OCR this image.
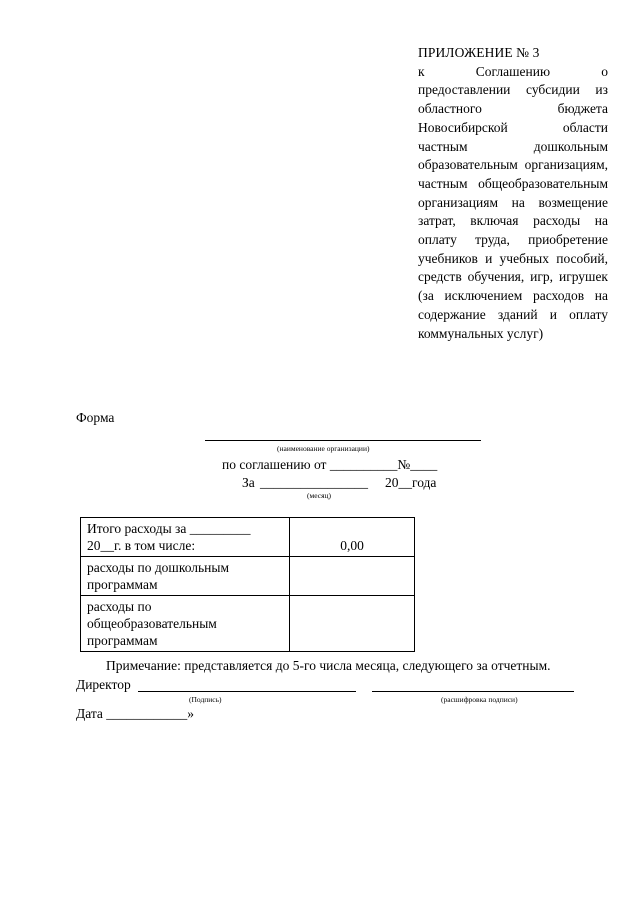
ПРИЛОЖЕНИЕ № 3
к Соглашению о предоставлении субсидии из областного бюджета Новосибирской области частным дошкольным образовательным организациям, частным общеобразовательным организациям на возмещение затрат, включая расходы на оплату труда, приобретение учебников и учебных пособий, средств обучения, игр, игрушек (за исключением расходов на содержание зданий и оплату коммунальных услуг)
Форма
(наименование организации)
по соглашению от __________№____
За ________________ 20__года
(месяц)
Итого расходы за _________
20__г. в том числе:	0,00
расходы по дошкольным программам	
расходы по общеобразовательным программам	
Примечание: представляется до 5-го числа месяца, следующего за отчетным.
Директор
(Подпись)	(расшифровка подписи)
Дата ____________»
——————
» **EXERCISE**:
In the copy, include no pictures; restate the listing above exactly.

» **WORKED ANSWER**:
OCR this image.
ПРИЛОЖЕНИЕ № 3
к Соглашению о предоставлении субсидии из областного бюджета Новосибирской области частным дошкольным образовательным организациям, частным общеобразовательным организациям на возмещение затрат, включая расходы на оплату труда, приобретение учебников и учебных пособий, средств обучения, игр, игрушек (за исключением расходов на содержание зданий и оплату коммунальных услуг)
Форма
(наименование организации)
по соглашению от __________№____
За ________________ 20__года
(месяц)
Итого расходы за _________
20__г. в том числе:	0,00
расходы по дошкольным программам	
расходы по общеобразовательным программам	
Примечание: представляется до 5-го числа месяца, следующего за отчетным.
Директор
(Подпись)	(расшифровка подписи)
Дата ____________»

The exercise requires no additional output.